What this task involves -> Lift out all lines below that contain "name".

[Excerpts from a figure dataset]
........

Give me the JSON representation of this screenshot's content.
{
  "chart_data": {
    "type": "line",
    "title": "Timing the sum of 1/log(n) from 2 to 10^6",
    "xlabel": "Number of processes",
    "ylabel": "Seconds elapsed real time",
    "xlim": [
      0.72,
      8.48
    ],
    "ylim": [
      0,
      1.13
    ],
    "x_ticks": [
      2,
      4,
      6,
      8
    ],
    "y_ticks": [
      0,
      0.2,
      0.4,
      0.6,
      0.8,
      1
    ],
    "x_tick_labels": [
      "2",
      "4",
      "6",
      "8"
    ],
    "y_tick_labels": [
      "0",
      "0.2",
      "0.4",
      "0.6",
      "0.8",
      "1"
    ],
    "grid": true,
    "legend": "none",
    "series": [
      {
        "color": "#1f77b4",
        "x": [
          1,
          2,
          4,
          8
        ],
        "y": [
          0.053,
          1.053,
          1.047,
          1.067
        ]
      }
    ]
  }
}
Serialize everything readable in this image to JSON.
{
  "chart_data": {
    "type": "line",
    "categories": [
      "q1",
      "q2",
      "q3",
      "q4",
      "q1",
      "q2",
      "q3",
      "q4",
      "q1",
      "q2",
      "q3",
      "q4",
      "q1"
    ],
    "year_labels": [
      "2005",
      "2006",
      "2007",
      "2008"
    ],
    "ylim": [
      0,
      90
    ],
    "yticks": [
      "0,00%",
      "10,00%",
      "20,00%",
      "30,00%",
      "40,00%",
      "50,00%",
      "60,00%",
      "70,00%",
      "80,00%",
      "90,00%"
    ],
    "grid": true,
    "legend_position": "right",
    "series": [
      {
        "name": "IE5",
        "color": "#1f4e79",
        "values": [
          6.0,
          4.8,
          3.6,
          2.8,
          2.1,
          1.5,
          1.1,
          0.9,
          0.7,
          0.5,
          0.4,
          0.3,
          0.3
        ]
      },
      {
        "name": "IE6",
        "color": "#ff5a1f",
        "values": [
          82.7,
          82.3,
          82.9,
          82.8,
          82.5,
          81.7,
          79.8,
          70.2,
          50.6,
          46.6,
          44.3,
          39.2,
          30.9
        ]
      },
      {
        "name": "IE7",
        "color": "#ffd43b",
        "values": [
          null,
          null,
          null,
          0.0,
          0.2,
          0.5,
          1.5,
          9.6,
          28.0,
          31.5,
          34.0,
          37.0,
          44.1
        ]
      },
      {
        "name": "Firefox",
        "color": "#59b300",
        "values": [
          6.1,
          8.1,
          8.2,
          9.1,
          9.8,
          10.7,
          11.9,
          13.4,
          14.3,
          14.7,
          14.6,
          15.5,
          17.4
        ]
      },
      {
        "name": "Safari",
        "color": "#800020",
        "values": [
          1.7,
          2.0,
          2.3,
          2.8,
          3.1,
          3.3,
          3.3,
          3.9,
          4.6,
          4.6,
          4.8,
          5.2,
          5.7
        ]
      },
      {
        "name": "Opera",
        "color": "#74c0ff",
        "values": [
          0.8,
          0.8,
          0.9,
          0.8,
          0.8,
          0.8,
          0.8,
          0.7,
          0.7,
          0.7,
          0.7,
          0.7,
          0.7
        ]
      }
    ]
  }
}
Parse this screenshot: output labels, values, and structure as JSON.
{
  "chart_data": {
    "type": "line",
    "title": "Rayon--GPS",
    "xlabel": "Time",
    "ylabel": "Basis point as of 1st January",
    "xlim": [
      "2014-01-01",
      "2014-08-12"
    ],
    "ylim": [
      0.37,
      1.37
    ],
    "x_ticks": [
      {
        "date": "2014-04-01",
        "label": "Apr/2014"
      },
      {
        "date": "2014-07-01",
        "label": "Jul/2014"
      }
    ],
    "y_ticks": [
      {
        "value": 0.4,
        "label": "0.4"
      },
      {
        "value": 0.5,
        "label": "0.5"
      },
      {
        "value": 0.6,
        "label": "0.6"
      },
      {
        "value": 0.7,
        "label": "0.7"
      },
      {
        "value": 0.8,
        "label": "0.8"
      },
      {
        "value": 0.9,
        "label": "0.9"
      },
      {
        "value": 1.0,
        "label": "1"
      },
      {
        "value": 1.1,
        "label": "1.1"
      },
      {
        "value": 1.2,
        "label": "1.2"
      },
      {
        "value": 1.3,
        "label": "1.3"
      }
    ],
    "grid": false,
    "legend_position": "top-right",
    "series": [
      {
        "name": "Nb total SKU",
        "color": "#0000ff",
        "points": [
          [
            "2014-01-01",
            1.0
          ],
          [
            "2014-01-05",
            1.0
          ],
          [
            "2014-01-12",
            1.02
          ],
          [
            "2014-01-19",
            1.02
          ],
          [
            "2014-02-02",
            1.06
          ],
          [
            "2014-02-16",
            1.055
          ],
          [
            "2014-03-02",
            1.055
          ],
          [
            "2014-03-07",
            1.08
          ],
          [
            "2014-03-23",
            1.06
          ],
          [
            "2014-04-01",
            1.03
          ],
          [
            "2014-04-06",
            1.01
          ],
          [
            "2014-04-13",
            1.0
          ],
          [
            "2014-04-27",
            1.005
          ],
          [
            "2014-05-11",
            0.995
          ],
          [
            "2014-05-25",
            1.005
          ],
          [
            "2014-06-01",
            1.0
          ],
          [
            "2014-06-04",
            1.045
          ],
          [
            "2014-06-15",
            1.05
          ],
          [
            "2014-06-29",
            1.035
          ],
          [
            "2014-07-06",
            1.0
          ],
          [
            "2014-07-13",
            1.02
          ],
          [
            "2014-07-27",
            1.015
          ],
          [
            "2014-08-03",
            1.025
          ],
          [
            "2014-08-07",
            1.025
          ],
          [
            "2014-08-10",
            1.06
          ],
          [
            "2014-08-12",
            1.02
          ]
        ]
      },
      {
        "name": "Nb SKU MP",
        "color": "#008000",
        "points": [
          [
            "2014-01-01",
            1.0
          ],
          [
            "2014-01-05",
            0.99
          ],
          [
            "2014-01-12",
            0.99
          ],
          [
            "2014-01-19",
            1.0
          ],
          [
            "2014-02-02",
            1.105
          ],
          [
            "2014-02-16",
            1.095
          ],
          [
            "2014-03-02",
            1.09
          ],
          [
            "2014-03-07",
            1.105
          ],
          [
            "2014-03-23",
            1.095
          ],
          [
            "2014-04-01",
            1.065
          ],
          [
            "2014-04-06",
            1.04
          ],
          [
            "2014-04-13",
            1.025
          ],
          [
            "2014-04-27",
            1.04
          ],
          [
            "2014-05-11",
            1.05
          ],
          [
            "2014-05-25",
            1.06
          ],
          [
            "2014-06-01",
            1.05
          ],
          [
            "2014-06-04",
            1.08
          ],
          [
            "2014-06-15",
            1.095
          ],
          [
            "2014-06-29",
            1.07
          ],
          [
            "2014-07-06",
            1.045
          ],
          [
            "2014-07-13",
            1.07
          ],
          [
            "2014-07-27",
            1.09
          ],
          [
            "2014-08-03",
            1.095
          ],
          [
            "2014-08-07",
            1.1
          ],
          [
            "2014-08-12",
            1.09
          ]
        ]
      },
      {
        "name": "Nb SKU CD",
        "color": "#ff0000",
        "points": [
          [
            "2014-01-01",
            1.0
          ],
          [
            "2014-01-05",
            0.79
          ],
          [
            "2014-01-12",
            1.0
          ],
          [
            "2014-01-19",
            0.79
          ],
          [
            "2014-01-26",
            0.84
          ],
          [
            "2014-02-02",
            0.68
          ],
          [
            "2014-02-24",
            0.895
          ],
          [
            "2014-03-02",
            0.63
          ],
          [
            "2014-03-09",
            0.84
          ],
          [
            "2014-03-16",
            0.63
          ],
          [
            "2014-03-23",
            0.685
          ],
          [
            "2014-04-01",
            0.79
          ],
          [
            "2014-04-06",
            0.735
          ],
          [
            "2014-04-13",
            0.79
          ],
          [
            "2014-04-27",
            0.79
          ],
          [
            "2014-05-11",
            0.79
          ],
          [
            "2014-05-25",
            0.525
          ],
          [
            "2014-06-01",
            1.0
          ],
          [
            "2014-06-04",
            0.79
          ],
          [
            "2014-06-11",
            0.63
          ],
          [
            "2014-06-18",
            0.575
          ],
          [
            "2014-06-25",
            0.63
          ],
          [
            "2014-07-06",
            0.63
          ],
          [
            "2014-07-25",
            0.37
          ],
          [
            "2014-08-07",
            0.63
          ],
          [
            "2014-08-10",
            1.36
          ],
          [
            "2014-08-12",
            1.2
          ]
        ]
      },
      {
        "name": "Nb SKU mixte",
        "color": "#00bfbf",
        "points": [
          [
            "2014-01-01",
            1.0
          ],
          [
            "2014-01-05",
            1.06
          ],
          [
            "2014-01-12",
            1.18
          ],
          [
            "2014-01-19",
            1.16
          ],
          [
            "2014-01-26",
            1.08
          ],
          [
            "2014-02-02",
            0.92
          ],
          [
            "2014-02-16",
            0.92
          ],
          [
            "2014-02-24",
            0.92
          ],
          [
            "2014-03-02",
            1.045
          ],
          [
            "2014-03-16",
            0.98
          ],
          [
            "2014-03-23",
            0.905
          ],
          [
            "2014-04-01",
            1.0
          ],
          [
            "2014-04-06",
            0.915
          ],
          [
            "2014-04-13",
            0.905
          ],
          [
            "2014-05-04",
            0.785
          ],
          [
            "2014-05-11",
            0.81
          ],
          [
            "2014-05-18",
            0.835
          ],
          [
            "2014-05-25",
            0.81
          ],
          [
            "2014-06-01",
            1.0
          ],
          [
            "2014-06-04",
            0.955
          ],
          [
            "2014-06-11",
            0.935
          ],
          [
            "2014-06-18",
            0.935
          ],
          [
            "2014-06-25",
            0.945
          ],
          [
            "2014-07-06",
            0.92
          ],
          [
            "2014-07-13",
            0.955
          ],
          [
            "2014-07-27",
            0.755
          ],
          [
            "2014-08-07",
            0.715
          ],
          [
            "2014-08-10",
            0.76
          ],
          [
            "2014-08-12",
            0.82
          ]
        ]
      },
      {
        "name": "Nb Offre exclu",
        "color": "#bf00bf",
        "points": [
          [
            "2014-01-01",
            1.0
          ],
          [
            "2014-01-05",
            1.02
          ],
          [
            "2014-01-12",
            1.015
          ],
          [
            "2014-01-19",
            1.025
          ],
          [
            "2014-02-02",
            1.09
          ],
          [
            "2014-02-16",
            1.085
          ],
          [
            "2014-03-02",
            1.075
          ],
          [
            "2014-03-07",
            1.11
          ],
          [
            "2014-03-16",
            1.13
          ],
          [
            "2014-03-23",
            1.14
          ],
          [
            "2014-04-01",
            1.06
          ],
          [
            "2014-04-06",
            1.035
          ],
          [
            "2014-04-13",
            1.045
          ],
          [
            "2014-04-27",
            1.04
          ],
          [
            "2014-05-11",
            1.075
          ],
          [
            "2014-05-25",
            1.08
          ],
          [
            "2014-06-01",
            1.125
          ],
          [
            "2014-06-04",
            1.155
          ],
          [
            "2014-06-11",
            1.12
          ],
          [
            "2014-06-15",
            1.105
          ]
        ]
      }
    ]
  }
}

........

Task response ->
        "name": "IE5",
        "name": "IE6",
        "name": "IE7",
        "name": "Firefox",
        "name": "Safari",
        "name": "Opera",
        "name": "Nb total SKU",
        "name": "Nb SKU MP",
        "name": "Nb SKU CD",
        "name": "Nb SKU mixte",
        "name": "Nb Offre exclu",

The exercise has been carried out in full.